Records from a collection:
↓
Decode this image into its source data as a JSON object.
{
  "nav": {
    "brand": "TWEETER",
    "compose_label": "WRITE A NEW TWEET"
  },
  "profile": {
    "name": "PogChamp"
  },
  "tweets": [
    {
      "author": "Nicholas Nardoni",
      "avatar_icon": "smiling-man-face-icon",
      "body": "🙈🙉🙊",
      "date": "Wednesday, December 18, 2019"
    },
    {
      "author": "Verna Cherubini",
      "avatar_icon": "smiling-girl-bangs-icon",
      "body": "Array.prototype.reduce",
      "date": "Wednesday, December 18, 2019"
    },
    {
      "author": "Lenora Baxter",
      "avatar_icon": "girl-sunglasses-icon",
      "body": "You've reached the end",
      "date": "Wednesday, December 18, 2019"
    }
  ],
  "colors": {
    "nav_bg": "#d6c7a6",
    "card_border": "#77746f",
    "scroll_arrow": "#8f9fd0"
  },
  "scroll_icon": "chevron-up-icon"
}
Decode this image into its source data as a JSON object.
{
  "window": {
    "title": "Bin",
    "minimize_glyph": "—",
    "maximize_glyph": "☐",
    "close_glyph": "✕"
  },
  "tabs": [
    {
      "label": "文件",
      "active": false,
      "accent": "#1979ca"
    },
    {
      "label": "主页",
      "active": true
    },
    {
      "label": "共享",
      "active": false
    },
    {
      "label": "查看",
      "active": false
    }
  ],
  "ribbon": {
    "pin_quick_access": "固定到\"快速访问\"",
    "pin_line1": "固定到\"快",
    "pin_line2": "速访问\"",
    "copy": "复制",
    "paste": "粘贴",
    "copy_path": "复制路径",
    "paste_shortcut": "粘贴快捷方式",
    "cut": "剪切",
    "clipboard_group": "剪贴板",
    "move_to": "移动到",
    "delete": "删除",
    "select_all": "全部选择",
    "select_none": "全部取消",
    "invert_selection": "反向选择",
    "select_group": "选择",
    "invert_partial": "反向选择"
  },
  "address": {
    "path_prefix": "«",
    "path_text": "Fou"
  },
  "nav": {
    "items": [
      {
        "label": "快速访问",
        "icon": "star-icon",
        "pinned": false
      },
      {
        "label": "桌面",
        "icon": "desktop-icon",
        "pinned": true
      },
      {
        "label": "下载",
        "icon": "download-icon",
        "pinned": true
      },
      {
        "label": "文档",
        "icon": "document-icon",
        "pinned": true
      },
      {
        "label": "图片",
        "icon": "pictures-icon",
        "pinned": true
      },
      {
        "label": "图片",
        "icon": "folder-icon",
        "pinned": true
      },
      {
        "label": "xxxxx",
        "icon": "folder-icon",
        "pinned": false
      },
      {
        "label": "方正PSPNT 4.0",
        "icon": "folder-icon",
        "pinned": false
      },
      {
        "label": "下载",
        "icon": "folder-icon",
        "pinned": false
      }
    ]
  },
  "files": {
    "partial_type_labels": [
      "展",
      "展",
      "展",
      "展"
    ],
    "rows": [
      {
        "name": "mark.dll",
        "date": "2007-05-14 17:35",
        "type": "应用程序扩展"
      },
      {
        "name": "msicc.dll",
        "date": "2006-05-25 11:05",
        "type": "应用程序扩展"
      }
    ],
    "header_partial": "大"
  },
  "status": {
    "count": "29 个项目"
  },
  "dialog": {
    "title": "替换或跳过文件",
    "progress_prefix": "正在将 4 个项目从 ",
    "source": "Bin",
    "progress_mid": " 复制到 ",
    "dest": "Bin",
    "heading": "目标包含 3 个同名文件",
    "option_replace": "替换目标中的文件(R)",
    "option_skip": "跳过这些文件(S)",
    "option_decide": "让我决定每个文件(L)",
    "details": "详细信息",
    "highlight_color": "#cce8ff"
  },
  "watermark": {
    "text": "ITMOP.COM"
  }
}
↑
■ **The task**
Print the records once more, exactly as they were given.

■ **Problem solution**
Decode this image into its source data as a JSON object.
{
  "nav": {
    "brand": "TWEETER",
    "compose_label": "WRITE A NEW TWEET"
  },
  "profile": {
    "name": "PogChamp"
  },
  "tweets": [
    {
      "author": "Nicholas Nardoni",
      "avatar_icon": "smiling-man-face-icon",
      "body": "🙈🙉🙊",
      "date": "Wednesday, December 18, 2019"
    },
    {
      "author": "Verna Cherubini",
      "avatar_icon": "smiling-girl-bangs-icon",
      "body": "Array.prototype.reduce",
      "date": "Wednesday, December 18, 2019"
    },
    {
      "author": "Lenora Baxter",
      "avatar_icon": "girl-sunglasses-icon",
      "body": "You've reached the end",
      "date": "Wednesday, December 18, 2019"
    }
  ],
  "colors": {
    "nav_bg": "#d6c7a6",
    "card_border": "#77746f",
    "scroll_arrow": "#8f9fd0"
  },
  "scroll_icon": "chevron-up-icon"
}
Decode this image into its source data as a JSON object.
{
  "window": {
    "title": "Bin",
    "minimize_glyph": "—",
    "maximize_glyph": "☐",
    "close_glyph": "✕"
  },
  "tabs": [
    {
      "label": "文件",
      "active": false,
      "accent": "#1979ca"
    },
    {
      "label": "主页",
      "active": true
    },
    {
      "label": "共享",
      "active": false
    },
    {
      "label": "查看",
      "active": false
    }
  ],
  "ribbon": {
    "pin_quick_access": "固定到\"快速访问\"",
    "pin_line1": "固定到\"快",
    "pin_line2": "速访问\"",
    "copy": "复制",
    "paste": "粘贴",
    "copy_path": "复制路径",
    "paste_shortcut": "粘贴快捷方式",
    "cut": "剪切",
    "clipboard_group": "剪贴板",
    "move_to": "移动到",
    "delete": "删除",
    "select_all": "全部选择",
    "select_none": "全部取消",
    "invert_selection": "反向选择",
    "select_group": "选择",
    "invert_partial": "反向选择"
  },
  "address": {
    "path_prefix": "«",
    "path_text": "Fou"
  },
  "nav": {
    "items": [
      {
        "label": "快速访问",
        "icon": "star-icon",
        "pinned": false
      },
      {
        "label": "桌面",
        "icon": "desktop-icon",
        "pinned": true
      },
      {
        "label": "下载",
        "icon": "download-icon",
        "pinned": true
      },
      {
        "label": "文档",
        "icon": "document-icon",
        "pinned": true
      },
      {
        "label": "图片",
        "icon": "pictures-icon",
        "pinned": true
      },
      {
        "label": "图片",
        "icon": "folder-icon",
        "pinned": true
      },
      {
        "label": "xxxxx",
        "icon": "folder-icon",
        "pinned": false
      },
      {
        "label": "方正PSPNT 4.0",
        "icon": "folder-icon",
        "pinned": false
      },
      {
        "label": "下载",
        "icon": "folder-icon",
        "pinned": false
      }
    ]
  },
  "files": {
    "partial_type_labels": [
      "展",
      "展",
      "展",
      "展"
    ],
    "rows": [
      {
        "name": "mark.dll",
        "date": "2007-05-14 17:35",
        "type": "应用程序扩展"
      },
      {
        "name": "msicc.dll",
        "date": "2006-05-25 11:05",
        "type": "应用程序扩展"
      }
    ],
    "header_partial": "大"
  },
  "status": {
    "count": "29 个项目"
  },
  "dialog": {
    "title": "替换或跳过文件",
    "progress_prefix": "正在将 4 个项目从 ",
    "source": "Bin",
    "progress_mid": " 复制到 ",
    "dest": "Bin",
    "heading": "目标包含 3 个同名文件",
    "option_replace": "替换目标中的文件(R)",
    "option_skip": "跳过这些文件(S)",
    "option_decide": "让我决定每个文件(L)",
    "details": "详细信息",
    "highlight_color": "#cce8ff"
  },
  "watermark": {
    "text": "ITMOP.COM"
  }
}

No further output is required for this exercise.